• [EXTRACTED INFORMATION]:
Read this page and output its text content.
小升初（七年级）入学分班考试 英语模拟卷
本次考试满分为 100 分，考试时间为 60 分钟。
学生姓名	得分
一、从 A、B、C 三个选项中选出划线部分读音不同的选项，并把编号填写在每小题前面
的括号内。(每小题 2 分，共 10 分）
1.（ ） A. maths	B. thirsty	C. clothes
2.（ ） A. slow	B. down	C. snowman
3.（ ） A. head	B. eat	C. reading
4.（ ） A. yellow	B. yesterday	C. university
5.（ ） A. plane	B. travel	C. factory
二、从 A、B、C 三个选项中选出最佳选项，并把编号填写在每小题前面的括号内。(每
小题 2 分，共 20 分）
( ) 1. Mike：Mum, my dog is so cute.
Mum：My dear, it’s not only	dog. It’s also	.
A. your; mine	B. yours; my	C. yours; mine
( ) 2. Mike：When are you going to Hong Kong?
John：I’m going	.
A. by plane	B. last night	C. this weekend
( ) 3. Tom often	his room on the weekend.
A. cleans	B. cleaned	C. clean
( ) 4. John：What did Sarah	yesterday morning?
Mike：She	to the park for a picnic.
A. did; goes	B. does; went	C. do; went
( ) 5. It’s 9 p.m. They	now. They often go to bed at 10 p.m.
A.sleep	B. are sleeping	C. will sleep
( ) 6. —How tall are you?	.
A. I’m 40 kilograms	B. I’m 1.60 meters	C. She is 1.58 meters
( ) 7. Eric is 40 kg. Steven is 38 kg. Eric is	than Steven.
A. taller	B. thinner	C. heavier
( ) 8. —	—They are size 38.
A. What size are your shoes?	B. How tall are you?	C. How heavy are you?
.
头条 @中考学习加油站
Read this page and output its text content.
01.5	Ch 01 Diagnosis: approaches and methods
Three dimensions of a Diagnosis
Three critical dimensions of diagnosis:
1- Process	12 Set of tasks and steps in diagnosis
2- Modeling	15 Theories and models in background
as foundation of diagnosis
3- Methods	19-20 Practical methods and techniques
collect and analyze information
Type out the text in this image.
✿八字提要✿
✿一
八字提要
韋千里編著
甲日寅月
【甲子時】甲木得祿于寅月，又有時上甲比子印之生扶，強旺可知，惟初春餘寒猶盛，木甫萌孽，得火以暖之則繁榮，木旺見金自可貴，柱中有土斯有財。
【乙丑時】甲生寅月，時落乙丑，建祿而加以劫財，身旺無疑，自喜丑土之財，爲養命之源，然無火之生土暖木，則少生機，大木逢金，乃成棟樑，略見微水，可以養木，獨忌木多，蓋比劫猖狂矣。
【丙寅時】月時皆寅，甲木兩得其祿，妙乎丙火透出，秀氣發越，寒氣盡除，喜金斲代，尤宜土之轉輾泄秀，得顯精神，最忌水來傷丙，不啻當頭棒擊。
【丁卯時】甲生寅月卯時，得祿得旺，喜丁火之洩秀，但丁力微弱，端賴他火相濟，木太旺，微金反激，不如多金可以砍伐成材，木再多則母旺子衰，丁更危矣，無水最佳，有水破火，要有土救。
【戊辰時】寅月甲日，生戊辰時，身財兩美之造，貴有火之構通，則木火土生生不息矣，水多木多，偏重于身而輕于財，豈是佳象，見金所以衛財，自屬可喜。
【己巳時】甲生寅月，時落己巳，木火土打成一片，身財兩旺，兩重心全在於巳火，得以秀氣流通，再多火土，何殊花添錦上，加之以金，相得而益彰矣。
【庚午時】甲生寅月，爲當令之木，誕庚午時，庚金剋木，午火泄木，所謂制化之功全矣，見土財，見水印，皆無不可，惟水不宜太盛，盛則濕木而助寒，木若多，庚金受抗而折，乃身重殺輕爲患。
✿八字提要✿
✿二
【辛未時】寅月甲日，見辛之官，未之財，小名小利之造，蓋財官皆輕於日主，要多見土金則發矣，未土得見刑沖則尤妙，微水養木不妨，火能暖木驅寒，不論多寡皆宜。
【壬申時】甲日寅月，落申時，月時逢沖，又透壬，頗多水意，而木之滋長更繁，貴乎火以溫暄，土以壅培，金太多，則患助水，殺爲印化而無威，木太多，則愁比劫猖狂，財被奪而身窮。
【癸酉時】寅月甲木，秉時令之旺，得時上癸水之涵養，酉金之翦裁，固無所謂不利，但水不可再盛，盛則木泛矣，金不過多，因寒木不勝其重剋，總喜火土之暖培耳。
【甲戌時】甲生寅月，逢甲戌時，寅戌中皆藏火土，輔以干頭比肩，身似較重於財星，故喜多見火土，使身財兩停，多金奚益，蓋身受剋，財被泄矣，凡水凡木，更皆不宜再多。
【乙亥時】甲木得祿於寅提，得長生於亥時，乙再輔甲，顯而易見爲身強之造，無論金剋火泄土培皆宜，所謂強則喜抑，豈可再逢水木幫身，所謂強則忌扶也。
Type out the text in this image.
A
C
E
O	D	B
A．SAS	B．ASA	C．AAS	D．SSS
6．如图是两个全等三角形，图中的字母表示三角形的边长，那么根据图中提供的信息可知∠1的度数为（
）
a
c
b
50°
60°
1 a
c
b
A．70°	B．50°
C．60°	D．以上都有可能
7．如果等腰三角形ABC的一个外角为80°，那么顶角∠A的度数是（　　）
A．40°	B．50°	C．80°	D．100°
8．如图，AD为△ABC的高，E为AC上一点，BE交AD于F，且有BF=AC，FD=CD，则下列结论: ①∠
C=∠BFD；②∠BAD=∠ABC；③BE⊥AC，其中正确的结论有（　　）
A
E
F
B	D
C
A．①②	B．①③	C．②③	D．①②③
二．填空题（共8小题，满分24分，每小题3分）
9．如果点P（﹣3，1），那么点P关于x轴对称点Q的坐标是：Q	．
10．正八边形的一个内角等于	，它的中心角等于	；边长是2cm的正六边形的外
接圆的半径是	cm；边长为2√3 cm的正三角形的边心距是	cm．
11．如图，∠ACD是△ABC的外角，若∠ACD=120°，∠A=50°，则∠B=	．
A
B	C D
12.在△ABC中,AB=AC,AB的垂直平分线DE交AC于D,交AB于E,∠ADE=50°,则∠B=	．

• [WRITTEN EXERCISE]:
Your answer should be a single number: the count of lines holding the word "going".

• [RESULT OF THE EXERCISE]:
2